Rows from a figure dataset
---*---

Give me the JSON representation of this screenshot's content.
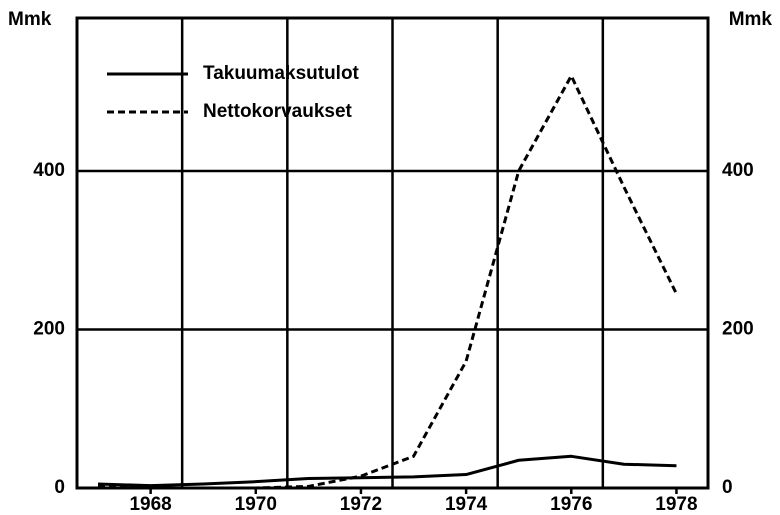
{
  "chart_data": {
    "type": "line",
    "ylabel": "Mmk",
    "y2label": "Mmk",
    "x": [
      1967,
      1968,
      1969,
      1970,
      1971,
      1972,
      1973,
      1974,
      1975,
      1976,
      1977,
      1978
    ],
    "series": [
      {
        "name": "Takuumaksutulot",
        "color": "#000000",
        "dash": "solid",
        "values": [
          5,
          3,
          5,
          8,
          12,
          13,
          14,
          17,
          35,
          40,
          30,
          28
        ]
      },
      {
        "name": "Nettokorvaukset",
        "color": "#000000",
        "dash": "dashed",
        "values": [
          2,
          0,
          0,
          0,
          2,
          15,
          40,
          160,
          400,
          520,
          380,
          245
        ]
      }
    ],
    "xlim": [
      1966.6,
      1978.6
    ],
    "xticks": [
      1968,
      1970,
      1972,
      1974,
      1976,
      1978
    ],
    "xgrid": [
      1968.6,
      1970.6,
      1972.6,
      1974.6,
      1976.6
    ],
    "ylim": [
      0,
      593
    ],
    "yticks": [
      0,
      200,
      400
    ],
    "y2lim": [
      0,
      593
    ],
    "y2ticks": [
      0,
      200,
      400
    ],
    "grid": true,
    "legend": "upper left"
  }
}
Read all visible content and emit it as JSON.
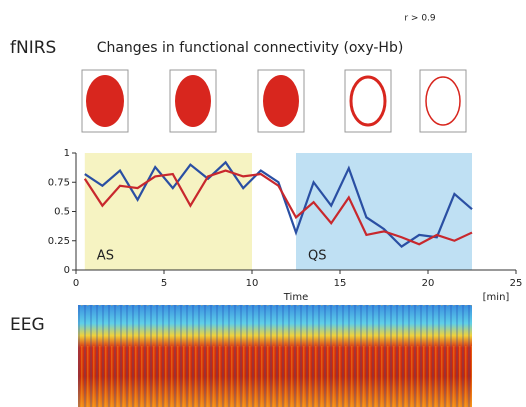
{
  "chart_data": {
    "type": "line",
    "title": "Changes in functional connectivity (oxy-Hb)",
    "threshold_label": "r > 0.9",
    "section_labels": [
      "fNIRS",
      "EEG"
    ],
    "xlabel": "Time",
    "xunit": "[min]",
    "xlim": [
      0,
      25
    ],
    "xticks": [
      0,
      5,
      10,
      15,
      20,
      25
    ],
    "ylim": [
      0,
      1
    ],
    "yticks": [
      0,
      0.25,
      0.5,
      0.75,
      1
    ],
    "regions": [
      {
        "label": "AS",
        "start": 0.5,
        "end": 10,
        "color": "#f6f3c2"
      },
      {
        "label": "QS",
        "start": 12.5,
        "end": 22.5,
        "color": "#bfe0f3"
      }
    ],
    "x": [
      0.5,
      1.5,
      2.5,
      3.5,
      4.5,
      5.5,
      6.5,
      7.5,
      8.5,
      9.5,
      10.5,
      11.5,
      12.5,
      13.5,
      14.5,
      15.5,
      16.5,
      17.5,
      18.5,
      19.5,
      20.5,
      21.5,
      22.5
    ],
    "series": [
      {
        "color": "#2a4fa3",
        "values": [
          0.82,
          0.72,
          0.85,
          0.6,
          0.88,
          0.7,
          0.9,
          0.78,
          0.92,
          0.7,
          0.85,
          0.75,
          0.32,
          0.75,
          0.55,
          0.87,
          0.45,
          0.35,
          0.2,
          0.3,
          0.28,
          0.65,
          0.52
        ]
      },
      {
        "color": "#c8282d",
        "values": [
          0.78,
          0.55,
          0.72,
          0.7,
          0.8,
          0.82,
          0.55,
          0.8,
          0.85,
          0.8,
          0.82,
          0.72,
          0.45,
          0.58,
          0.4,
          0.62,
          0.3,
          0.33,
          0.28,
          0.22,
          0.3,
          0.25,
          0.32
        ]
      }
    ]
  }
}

---*---

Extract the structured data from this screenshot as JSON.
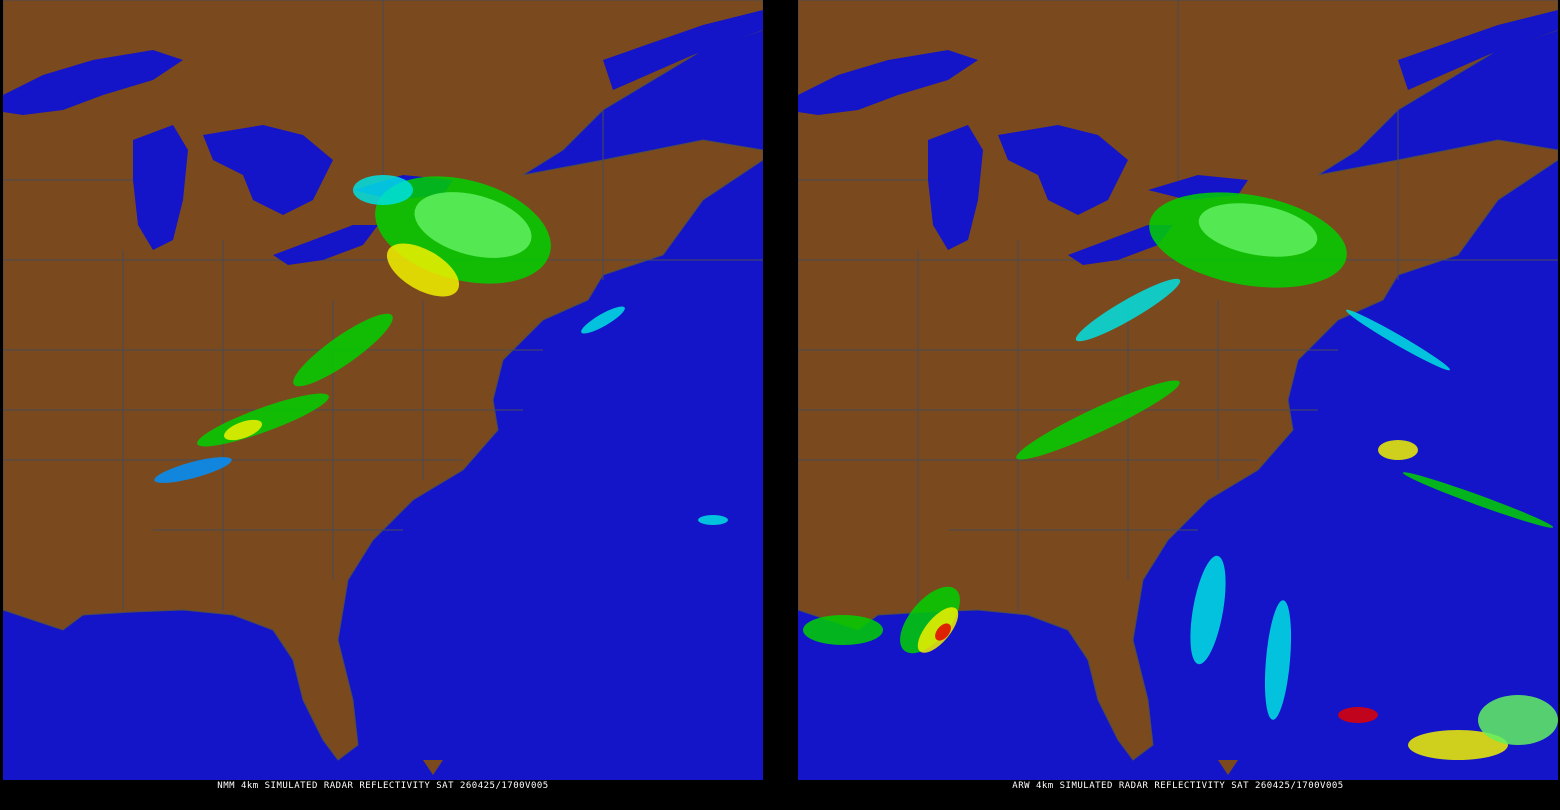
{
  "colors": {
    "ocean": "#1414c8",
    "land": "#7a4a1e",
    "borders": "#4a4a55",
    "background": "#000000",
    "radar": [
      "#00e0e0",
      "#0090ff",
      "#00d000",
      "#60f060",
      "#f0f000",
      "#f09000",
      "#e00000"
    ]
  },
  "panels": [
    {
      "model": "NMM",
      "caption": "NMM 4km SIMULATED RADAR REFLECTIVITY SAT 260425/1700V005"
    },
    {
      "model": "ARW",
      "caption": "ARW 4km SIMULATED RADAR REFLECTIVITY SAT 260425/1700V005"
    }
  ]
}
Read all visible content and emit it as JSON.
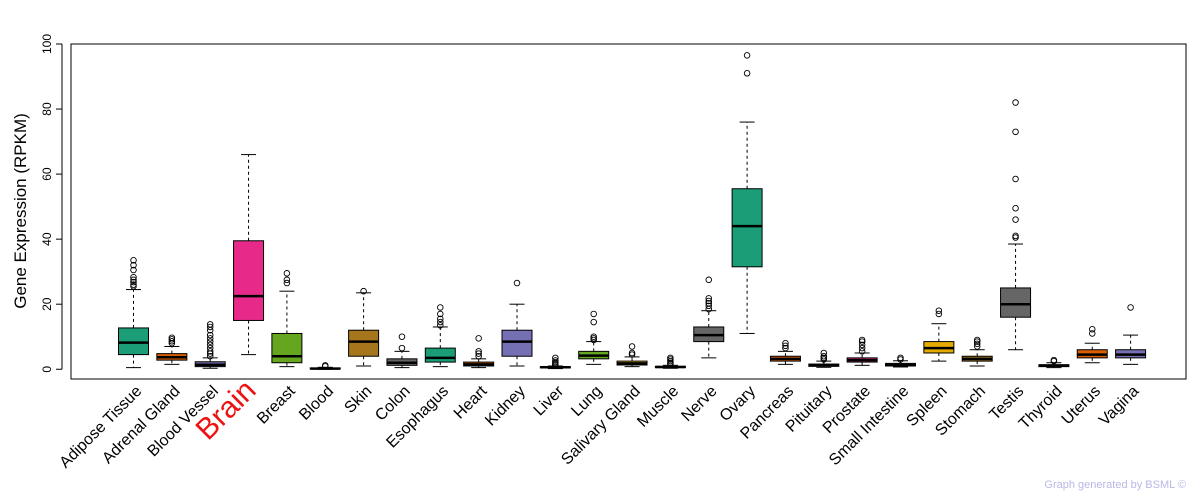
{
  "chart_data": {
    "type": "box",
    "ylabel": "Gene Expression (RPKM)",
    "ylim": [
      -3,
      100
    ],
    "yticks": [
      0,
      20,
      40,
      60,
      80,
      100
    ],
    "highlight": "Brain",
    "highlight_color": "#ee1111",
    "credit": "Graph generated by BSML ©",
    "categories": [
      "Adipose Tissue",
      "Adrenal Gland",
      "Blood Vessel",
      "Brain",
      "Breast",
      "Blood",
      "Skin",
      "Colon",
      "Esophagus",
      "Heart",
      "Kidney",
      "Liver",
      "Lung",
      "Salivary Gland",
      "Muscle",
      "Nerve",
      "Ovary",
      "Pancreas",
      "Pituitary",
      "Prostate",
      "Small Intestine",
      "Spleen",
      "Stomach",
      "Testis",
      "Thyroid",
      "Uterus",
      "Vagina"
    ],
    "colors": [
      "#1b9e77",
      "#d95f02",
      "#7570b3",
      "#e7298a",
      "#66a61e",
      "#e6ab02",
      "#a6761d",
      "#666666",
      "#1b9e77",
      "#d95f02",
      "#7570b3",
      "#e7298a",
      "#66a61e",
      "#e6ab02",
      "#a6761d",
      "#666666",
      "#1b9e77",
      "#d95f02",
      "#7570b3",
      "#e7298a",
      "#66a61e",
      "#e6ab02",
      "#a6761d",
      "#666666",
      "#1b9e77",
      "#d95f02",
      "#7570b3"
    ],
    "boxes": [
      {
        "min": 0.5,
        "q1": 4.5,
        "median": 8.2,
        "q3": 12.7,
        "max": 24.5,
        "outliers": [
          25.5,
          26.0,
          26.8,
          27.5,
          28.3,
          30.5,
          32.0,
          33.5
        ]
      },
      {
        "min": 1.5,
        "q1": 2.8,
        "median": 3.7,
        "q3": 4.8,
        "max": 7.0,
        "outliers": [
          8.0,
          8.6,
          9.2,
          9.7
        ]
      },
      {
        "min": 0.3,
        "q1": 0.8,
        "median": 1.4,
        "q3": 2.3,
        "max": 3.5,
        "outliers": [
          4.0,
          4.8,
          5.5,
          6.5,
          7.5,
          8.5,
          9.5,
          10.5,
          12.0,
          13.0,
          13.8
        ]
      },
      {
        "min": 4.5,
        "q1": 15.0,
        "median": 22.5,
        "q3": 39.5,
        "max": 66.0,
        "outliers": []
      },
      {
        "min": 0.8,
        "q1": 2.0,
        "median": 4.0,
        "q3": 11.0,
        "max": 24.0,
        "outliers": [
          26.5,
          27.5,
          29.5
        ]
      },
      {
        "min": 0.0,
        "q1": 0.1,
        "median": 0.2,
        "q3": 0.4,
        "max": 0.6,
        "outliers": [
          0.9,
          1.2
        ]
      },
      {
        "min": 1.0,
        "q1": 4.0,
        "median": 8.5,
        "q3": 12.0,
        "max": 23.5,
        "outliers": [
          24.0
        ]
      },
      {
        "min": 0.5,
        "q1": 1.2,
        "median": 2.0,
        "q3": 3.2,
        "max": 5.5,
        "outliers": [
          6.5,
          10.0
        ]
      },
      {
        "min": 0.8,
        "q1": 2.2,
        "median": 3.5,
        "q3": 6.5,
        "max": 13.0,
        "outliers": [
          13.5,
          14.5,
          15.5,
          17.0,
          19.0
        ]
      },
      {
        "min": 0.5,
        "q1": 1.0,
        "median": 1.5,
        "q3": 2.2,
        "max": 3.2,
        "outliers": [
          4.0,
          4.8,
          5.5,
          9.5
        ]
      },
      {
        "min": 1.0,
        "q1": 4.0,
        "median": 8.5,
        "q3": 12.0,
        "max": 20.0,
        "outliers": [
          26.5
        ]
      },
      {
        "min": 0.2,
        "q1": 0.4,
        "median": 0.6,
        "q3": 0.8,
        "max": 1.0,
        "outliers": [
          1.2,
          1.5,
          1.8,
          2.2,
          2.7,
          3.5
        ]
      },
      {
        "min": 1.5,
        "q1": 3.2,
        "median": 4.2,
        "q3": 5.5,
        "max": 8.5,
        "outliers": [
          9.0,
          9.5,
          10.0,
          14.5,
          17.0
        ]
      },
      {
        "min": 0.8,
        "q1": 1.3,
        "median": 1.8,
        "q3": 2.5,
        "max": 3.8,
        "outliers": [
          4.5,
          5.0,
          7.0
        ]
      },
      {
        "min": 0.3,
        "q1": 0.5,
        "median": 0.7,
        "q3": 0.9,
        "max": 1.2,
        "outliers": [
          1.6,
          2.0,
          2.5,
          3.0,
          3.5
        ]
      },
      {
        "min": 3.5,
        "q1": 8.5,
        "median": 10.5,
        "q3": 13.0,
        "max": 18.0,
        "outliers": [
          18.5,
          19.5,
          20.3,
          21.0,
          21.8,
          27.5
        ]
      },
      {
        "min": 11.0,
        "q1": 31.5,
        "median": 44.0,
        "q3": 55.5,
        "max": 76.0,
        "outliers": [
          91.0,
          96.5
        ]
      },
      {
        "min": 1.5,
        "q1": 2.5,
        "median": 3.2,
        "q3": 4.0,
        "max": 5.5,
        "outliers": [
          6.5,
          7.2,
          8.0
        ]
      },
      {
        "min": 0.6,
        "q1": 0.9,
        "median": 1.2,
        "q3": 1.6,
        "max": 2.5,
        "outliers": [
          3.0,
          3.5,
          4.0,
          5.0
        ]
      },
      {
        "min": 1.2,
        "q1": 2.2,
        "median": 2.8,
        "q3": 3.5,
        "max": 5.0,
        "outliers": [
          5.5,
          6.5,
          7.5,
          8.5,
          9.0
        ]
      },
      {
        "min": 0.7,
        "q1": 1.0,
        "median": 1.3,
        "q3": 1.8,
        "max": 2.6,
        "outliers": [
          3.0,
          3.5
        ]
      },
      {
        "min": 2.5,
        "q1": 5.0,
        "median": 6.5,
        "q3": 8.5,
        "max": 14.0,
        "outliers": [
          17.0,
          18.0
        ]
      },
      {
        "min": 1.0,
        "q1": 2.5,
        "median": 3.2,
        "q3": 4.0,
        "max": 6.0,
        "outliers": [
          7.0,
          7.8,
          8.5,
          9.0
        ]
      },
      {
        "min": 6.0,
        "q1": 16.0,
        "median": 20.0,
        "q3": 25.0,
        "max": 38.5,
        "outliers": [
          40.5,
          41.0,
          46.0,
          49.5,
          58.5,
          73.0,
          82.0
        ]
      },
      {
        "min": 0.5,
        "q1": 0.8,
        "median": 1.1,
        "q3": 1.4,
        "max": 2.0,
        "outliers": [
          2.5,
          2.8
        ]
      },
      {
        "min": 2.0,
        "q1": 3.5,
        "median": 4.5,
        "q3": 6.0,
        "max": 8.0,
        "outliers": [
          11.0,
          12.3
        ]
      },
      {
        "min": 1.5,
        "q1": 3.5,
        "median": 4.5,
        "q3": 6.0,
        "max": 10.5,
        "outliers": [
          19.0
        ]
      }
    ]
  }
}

---*---

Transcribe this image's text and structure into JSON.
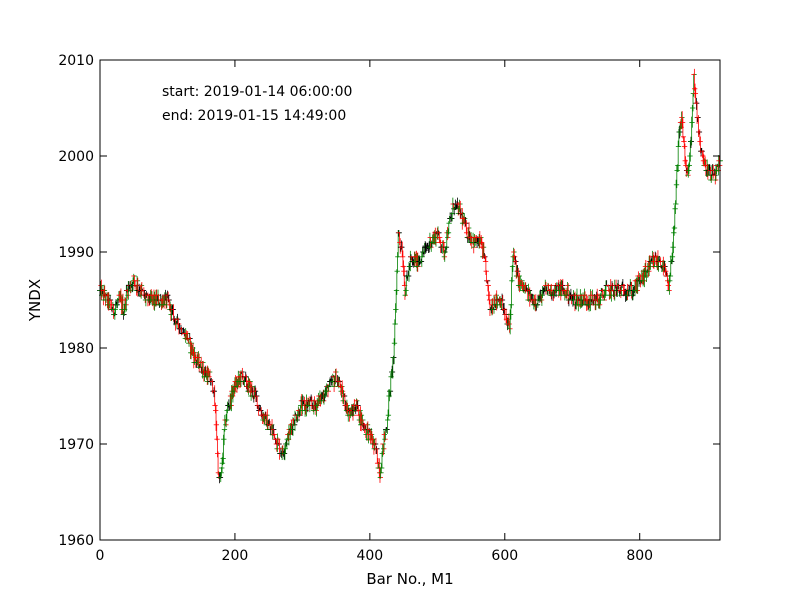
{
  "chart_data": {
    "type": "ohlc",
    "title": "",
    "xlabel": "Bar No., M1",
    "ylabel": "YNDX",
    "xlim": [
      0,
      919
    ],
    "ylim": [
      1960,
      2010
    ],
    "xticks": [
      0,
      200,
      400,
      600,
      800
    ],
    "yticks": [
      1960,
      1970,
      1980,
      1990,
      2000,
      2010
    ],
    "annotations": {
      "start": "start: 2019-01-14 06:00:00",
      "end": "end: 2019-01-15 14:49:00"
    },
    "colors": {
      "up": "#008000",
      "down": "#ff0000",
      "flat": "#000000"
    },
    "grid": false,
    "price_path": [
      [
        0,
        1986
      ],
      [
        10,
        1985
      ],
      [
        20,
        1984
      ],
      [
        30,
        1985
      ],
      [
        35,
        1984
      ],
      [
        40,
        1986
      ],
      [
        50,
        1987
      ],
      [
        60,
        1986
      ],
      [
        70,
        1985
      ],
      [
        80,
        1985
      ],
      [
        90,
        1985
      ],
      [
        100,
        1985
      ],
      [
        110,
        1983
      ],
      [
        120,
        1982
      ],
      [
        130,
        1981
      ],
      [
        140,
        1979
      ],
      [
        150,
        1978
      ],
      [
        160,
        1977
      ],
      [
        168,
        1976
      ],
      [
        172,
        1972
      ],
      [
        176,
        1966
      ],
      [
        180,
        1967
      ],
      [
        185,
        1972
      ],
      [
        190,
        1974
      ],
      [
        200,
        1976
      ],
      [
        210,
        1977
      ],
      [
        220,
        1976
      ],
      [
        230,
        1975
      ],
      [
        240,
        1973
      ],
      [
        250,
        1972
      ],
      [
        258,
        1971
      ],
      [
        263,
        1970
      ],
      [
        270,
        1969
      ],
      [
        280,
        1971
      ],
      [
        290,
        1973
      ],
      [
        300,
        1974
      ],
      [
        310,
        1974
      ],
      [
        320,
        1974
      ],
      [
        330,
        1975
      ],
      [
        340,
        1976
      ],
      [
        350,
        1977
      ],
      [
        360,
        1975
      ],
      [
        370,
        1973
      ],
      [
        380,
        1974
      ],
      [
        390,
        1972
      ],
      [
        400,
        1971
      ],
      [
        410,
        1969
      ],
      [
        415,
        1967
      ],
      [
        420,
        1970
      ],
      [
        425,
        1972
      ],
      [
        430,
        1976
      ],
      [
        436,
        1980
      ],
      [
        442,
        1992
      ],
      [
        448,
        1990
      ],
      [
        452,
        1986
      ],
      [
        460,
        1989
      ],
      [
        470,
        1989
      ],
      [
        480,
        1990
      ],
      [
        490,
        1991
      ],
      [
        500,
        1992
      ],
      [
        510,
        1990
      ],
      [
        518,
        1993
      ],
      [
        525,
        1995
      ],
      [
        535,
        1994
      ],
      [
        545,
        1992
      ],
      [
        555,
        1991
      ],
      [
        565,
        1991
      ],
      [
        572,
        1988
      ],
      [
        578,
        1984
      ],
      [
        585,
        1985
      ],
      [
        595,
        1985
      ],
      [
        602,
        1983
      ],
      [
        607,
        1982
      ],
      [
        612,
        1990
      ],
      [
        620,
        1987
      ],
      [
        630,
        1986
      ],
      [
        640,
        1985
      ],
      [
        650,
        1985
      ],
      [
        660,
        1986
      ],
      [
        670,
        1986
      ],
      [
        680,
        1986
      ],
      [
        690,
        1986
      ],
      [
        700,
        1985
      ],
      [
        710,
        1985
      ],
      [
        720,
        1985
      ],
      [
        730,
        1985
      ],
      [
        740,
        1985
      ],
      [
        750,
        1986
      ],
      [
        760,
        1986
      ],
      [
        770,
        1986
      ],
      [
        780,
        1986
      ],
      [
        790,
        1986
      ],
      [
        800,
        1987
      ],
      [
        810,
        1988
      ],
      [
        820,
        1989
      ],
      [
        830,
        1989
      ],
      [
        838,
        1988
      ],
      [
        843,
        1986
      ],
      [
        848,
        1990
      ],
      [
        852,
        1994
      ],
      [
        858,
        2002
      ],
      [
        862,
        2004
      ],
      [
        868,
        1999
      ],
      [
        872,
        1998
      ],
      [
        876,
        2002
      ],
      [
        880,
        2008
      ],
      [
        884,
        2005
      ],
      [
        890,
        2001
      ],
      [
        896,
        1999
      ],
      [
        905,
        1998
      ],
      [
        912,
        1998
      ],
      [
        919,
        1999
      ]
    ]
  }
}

---*---

_Task prompt_: Pick out each line that holds the string "screenshot".

_Completed exercise_:
Give me the JSON representation of this screenshot's content.
Extract the structured data from this screenshot as JSON.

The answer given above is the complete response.